■ Problem:
Take the material below and write it all out again exactly.
--- Begin Supplied entries ---
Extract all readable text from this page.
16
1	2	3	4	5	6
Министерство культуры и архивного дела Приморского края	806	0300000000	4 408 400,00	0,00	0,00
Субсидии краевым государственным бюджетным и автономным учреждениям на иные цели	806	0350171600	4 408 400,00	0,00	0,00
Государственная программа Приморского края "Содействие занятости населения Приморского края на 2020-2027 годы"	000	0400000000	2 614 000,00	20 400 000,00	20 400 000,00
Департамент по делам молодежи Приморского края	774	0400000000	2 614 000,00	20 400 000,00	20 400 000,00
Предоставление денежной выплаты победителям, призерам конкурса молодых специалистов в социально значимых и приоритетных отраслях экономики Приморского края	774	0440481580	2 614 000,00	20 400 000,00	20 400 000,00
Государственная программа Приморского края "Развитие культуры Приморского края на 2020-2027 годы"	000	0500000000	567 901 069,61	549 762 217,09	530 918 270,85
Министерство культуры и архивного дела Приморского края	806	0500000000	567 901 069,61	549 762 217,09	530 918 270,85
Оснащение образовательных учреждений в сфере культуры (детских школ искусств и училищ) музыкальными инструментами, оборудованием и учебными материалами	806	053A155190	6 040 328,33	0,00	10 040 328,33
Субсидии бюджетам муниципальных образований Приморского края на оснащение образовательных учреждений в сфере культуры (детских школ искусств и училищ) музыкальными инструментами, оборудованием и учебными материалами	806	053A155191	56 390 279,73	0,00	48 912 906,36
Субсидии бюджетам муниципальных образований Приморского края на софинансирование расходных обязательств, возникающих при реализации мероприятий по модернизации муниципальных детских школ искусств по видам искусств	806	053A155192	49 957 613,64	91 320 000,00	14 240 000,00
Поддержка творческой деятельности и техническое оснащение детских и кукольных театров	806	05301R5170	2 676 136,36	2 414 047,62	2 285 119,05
--- End Supplied entries ---
■ Written response:
Extract all readable text from this page.
16
1	2	3	4	5	6
Министерство культуры и архивного дела Приморского края	806	0300000000	4 408 400,00	0,00	0,00
Субсидии краевым государственным бюджетным и автономным учреждениям на иные цели	806	0350171600	4 408 400,00	0,00	0,00
Государственная программа Приморского края "Содействие занятости населения Приморского края на 2020-2027 годы"	000	0400000000	2 614 000,00	20 400 000,00	20 400 000,00
Департамент по делам молодежи Приморского края	774	0400000000	2 614 000,00	20 400 000,00	20 400 000,00
Предоставление денежной выплаты победителям, призерам конкурса молодых специалистов в социально значимых и приоритетных отраслях экономики Приморского края	774	0440481580	2 614 000,00	20 400 000,00	20 400 000,00
Государственная программа Приморского края "Развитие культуры Приморского края на 2020-2027 годы"	000	0500000000	567 901 069,61	549 762 217,09	530 918 270,85
Министерство культуры и архивного дела Приморского края	806	0500000000	567 901 069,61	549 762 217,09	530 918 270,85
Оснащение образовательных учреждений в сфере культуры (детских школ искусств и училищ) музыкальными инструментами, оборудованием и учебными материалами	806	053A155190	6 040 328,33	0,00	10 040 328,33
Субсидии бюджетам муниципальных образований Приморского края на оснащение образовательных учреждений в сфере культуры (детских школ искусств и училищ) музыкальными инструментами, оборудованием и учебными материалами	806	053A155191	56 390 279,73	0,00	48 912 906,36
Субсидии бюджетам муниципальных образований Приморского края на софинансирование расходных обязательств, возникающих при реализации мероприятий по модернизации муниципальных детских школ искусств по видам искусств	806	053A155192	49 957 613,64	91 320 000,00	14 240 000,00
Поддержка творческой деятельности и техническое оснащение детских и кукольных театров	806	05301R5170	2 676 136,36	2 414 047,62	2 285 119,05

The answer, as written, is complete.